--- Start ---
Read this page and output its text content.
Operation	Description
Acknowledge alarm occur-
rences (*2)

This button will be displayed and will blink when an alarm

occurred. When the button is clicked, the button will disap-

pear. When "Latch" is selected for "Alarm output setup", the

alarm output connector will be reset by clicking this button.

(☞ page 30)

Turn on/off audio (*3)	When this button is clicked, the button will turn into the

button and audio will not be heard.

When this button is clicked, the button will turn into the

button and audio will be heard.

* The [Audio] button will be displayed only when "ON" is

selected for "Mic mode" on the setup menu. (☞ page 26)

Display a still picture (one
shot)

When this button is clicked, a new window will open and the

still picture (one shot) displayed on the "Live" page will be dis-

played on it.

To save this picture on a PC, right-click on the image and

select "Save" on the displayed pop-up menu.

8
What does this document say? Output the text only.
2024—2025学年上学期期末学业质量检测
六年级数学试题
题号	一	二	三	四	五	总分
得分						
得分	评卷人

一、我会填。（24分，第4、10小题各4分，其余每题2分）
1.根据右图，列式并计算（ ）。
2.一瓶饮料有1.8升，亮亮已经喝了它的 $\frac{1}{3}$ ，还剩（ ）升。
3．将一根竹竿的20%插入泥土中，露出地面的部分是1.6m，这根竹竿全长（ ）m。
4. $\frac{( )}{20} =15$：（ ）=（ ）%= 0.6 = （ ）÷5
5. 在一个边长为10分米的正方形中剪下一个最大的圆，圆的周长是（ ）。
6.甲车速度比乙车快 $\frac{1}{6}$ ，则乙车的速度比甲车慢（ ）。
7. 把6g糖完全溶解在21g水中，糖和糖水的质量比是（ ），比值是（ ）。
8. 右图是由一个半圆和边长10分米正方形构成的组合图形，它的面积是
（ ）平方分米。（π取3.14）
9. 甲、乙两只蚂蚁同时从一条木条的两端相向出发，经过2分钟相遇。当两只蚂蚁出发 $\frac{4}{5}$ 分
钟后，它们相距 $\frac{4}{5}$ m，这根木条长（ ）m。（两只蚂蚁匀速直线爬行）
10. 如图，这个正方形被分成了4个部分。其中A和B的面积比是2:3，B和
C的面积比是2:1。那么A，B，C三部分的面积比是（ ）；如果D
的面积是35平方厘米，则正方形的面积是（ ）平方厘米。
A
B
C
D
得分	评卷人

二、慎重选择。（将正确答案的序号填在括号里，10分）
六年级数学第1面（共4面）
--- End ---
Exercise prompt: Scan the listing above and identify each line holding the string "text"; copy every such line.

Output:
Read this page and output its text content.
What does this document say? Output the text only.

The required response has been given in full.